**ИЗВЛЕЧЁННЫЙ ТЕКСТ:**
•••

Возвращаясь к Римскому государству, следует также заметить, что оно эксплуатировало плебеев, особенно через военную службу. Поэтому, хотя в известной мере, в ранней Римской республике государство и совпадало с общиной граждан (тут Штаерман права), однако население Рима вовсе не совпадало с общиной граждан. Иными словами, политические и экономические права имела только часть жителей. Такая же ситуация была и в Афинах, где всегда было много тысяч рабов, а также неполноправных жителей (метеков), которые платили налоги и привлекались к военной службе, но не участвовали в управлении. По подсчетам В. Эренберга, в 360 г. до н. э. в Афинах было 85–120 тыс. граждан (всех возрастов и обоего пола), 25–50 тыс. метеков (также с женщинами, детьми и стариками) и 60–100 тыс. рабов[111] .

Продолжая анализ, можно заметить, что после того как плебеи добились уравнения в правах, в Риме быстро развивались уже классы рабов и рабовладельцев. И поздняя Римская республика дает нам превосходные примеры классовой борьбы: восстаний рабов в Сицилии, восстания Спартака и беспощадное подавление их именно силой государства.

Таким образом, Афины и Римская республика не только не хуже, но и даже лучше многих других использовали государство для создания и поддержания социального и политического неравенства, экономической эксплуатации, привилегий одних групп перед другими.

3. В Афинах и Риме власть не была отделена от граждан.

Возражения. Во-первых, есть аналоги государства (те же гавайские вождества), в которых власть жестко отделена от населения, но отсутствует государство. Во-вторых, в демократических государствах также налицо отделение власти, только не постоянное, а временное (в виде делегирования власти). Это отделение власти регулярно санкционируется источником власти, которым при демократии всегда являются избиратели.

Отчуждение власти от населения в политогенезе вообще происходит разными путями. Магистральным оказался способ монополизации власти, когда ее источник (в юридическом смысле слова) оказывается в руках определенной родовой группы, семьи, узкой олигархии. Такая система фактически восторжествовала почти повсеместно.

Но и в древних демократических обществах, в том числе и в античном полисе, несмотря на то, что население влияет на формирование администрации, а то и прямо ее избирает, налицо отделение власти от народа , только оно имеет свою специфику. Ведь если в государствах с монополией власти высшая должность в обществе очень крепко соединена с определенными кланом, семьей, слоем, то в демократических государствах именно должность является постоянной, а лица, ее занимающие, могут выполнять свои обязанности и временно. Следовательно, раз в городах были необходимы должностные лица, суд и военачальники, неизбежно происходит отделение власти от населения . Только это отделение именно анонимной власти, власти должности с определенным балансом прав и обязанностей, но не власти определенного рода, лица, семьи, наместника богов на данной территории.

•••

**ЧТО СДЕЛАТЬ:** Перепечатайте дословно отрывок из текста о государстве в Афинах и Риме, который начинается со слов «Продолжая анализ, можно» и заканчивается словами «групп перед другими.».

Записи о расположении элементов
•••

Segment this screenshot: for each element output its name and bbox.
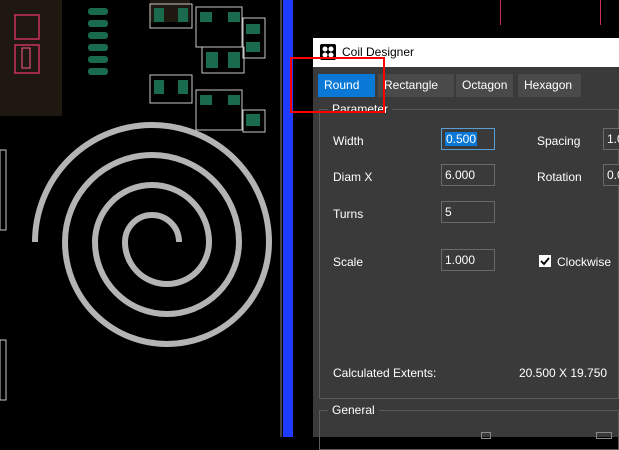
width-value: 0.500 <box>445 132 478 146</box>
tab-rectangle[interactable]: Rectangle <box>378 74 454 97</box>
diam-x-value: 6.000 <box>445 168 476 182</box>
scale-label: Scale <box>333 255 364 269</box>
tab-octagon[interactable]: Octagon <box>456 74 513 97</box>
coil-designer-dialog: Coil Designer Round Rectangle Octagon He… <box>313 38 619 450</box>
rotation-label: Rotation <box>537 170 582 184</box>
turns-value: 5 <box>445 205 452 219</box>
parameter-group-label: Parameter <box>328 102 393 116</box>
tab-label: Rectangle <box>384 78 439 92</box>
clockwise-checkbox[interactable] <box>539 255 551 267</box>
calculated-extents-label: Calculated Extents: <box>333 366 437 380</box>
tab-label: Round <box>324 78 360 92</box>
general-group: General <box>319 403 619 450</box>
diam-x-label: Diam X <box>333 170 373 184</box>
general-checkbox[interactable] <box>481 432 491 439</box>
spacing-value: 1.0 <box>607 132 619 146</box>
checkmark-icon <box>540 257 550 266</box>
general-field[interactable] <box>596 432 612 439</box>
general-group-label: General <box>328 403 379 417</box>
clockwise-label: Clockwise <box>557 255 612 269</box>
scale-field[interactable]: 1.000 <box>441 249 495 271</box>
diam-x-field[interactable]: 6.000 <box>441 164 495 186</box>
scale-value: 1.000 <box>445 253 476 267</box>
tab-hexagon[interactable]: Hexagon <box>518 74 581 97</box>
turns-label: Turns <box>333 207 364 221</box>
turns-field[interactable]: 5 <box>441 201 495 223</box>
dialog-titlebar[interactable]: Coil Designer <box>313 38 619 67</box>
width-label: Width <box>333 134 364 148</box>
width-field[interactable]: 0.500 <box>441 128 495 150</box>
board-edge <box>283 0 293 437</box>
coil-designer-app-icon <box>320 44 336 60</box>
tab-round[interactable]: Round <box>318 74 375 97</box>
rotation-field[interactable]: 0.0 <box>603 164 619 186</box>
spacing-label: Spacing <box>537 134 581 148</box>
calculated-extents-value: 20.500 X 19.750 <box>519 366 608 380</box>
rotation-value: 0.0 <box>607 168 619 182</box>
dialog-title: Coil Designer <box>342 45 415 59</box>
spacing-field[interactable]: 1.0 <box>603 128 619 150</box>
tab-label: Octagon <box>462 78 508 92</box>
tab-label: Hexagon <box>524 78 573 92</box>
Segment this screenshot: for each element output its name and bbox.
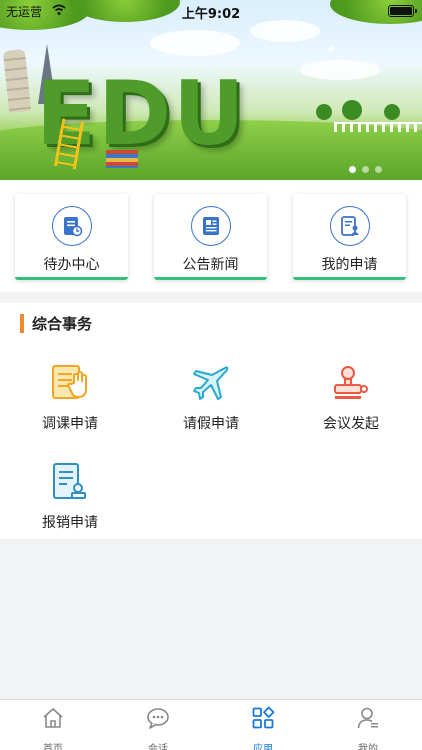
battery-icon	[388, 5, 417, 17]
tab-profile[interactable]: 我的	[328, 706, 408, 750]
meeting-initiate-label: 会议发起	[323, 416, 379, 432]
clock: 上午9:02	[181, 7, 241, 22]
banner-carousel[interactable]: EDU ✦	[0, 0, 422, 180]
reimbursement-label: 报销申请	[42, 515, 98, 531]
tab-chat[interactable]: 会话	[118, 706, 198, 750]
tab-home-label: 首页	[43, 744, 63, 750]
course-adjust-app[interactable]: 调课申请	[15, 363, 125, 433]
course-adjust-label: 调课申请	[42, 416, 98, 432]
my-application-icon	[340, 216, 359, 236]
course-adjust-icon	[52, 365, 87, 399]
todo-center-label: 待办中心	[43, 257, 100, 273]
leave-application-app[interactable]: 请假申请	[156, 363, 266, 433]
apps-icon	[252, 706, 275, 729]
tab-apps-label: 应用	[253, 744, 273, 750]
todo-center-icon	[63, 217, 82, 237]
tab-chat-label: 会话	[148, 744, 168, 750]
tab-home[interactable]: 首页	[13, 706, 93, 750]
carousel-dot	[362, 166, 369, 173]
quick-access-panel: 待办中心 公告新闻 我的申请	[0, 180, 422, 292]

•••

**ОТВЕТ:**
Продолжая анализ, можно заметить, что после того как плебеи добились уравнения в правах, в Риме быстро развивались уже классы рабов и рабовладельцев. И поздняя Римская республика дает нам превосходные примеры классовой борьбы: восстаний рабов в Сицилии, восстания Спартака и беспощадное подавление их именно силой государства.

Таким образом, Афины и Римская республика не только не хуже, но и даже лучше многих других использовали государство для создания и поддержания социального и политического неравенства, экономической эксплуатации, привилегий одних групп перед другими.